# [Goal]
Report how many lines of the following entries include the string "name"; respond with the number alone.

# [Provided records]
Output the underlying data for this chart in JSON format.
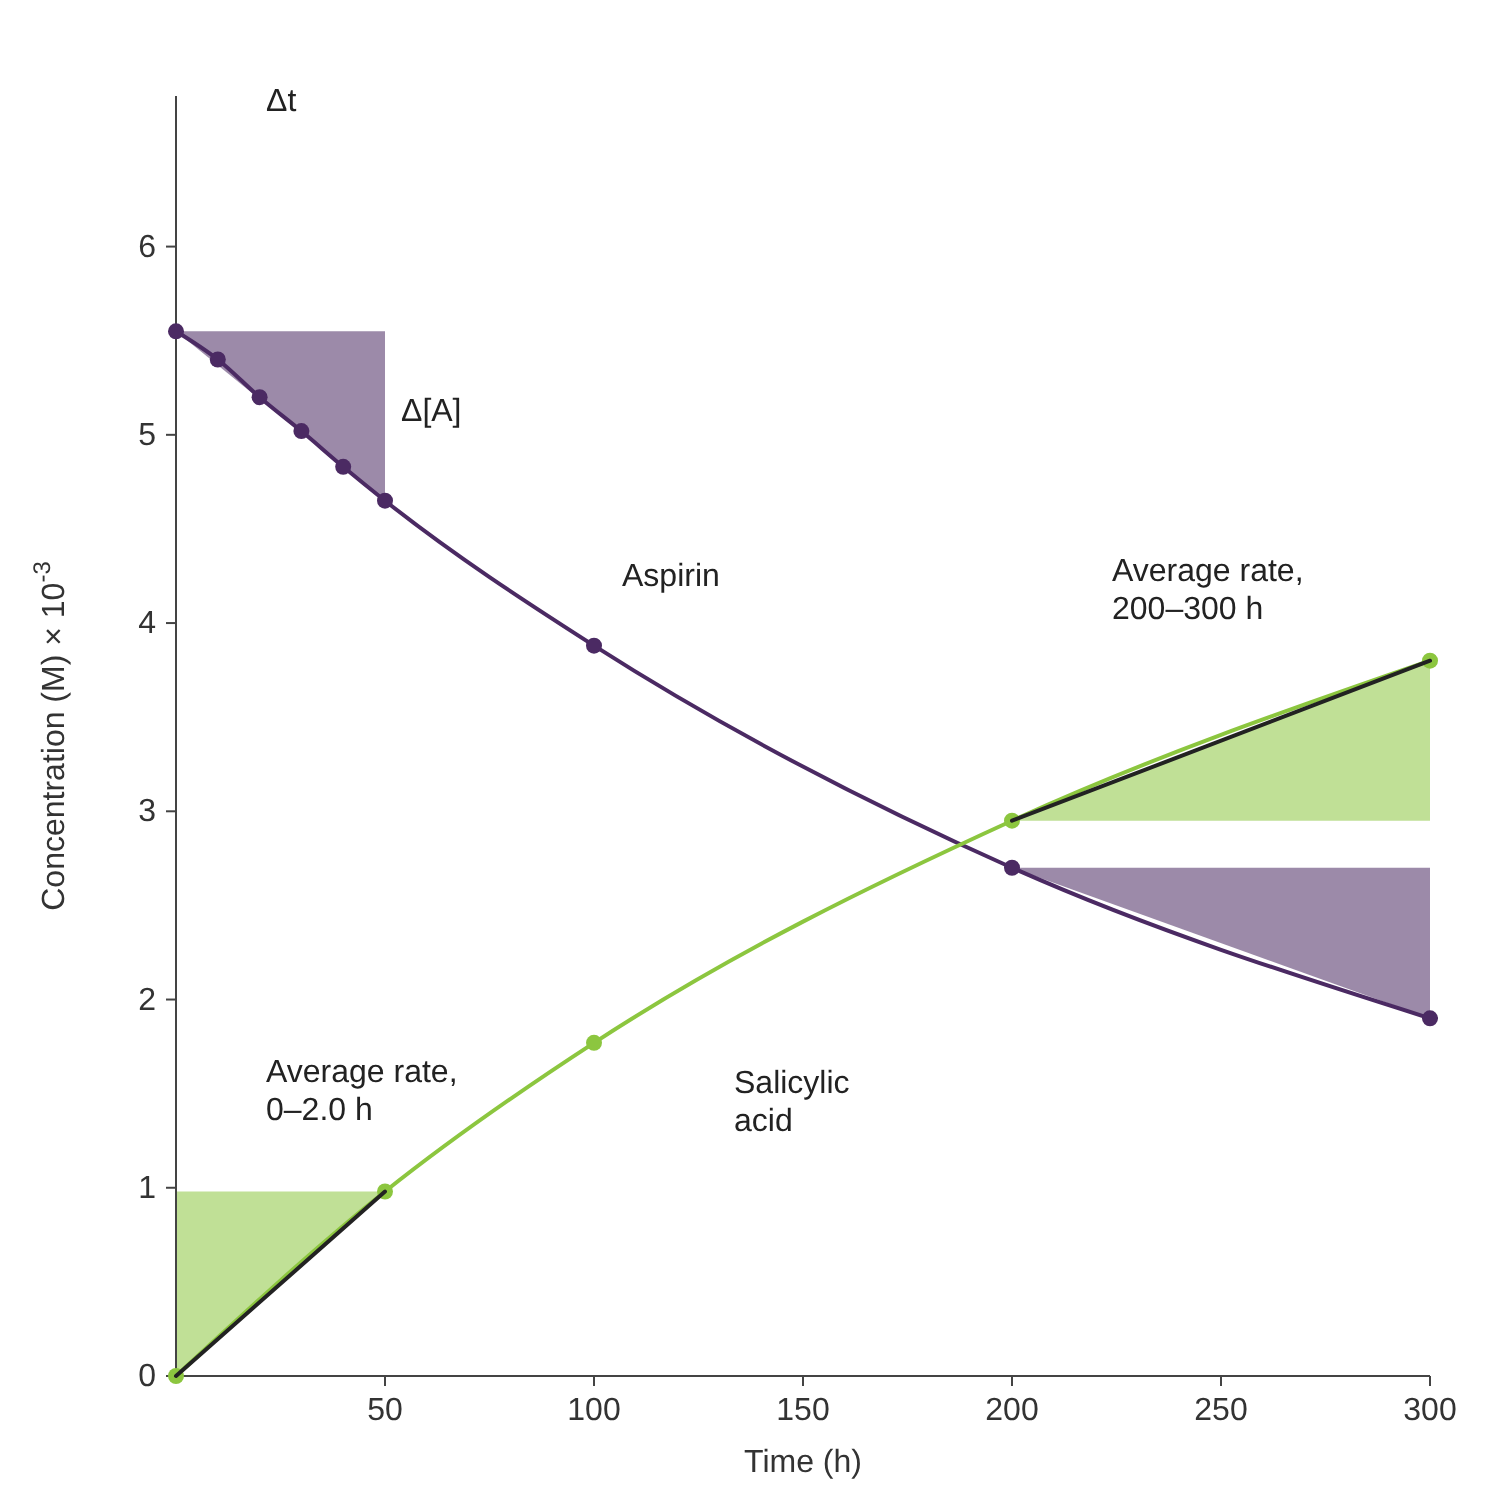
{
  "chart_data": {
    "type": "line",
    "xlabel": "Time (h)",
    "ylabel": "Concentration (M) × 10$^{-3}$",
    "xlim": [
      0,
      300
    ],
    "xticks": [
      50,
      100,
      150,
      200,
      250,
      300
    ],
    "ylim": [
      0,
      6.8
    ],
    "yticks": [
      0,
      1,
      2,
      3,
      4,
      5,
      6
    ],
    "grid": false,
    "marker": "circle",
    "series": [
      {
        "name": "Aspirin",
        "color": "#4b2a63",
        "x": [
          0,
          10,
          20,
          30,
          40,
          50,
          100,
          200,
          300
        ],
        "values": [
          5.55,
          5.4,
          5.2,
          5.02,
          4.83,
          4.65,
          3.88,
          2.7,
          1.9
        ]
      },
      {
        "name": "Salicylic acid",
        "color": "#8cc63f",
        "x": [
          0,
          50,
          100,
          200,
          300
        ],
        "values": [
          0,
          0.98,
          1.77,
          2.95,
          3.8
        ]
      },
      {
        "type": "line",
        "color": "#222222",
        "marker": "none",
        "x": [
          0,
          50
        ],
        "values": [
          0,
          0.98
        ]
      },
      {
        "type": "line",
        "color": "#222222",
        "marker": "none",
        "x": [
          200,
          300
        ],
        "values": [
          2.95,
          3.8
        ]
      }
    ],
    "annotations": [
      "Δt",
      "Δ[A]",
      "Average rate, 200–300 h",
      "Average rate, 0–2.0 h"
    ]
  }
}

--

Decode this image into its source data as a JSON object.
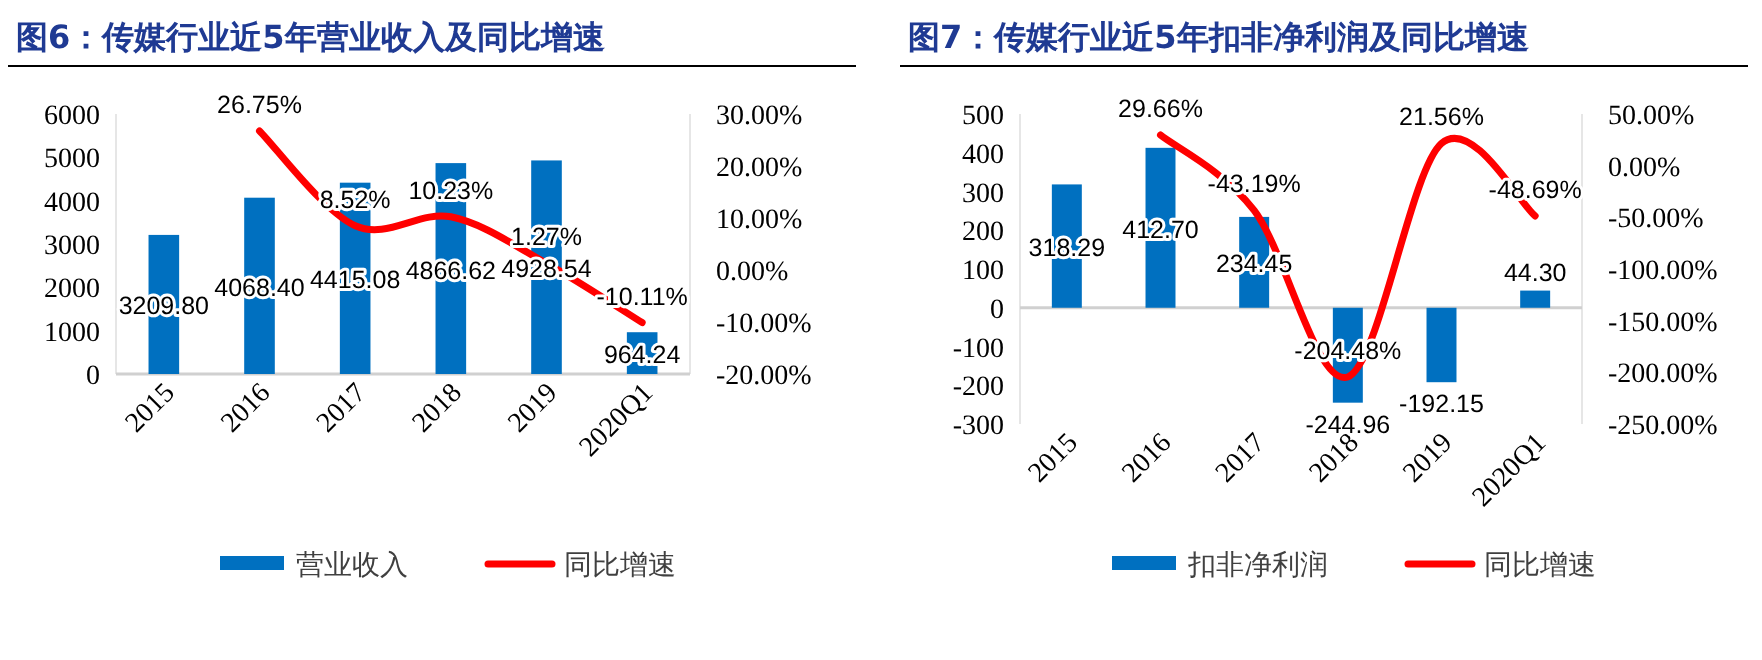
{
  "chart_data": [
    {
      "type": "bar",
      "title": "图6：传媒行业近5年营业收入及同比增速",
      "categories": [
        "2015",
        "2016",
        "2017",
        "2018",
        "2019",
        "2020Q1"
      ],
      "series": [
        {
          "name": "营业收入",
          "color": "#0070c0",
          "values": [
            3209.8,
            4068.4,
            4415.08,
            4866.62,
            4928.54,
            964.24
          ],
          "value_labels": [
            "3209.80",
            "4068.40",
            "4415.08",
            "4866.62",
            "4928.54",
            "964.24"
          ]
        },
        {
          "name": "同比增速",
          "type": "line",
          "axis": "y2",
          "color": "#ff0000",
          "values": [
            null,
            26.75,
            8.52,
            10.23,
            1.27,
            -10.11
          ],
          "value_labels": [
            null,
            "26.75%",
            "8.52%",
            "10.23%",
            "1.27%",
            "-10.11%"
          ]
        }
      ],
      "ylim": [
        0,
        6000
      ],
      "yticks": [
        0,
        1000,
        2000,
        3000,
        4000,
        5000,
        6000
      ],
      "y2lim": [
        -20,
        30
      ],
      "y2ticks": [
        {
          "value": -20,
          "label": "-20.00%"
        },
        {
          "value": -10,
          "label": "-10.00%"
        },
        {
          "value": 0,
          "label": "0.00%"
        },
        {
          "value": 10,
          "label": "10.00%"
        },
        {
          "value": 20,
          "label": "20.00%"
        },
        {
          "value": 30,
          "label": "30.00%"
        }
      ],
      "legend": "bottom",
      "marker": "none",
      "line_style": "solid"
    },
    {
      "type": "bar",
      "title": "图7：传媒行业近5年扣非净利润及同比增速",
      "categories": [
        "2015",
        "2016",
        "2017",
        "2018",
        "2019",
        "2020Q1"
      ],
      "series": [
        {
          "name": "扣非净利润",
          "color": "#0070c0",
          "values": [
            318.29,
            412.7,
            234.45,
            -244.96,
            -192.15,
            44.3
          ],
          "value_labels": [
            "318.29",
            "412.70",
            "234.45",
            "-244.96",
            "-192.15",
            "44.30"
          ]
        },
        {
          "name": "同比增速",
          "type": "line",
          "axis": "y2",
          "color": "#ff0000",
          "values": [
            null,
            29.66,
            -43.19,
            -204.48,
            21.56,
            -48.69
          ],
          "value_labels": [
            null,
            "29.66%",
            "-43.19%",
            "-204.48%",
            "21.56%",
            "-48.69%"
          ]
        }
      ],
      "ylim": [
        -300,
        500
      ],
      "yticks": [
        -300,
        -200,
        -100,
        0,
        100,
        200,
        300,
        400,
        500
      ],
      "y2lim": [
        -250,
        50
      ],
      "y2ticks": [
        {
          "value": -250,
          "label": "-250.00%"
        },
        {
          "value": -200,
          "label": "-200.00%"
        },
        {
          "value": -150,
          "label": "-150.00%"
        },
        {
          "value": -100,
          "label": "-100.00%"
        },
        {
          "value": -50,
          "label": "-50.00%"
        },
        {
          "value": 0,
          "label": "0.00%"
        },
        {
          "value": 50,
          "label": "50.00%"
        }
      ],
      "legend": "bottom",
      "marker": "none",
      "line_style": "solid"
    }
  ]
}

# [Correct response]
6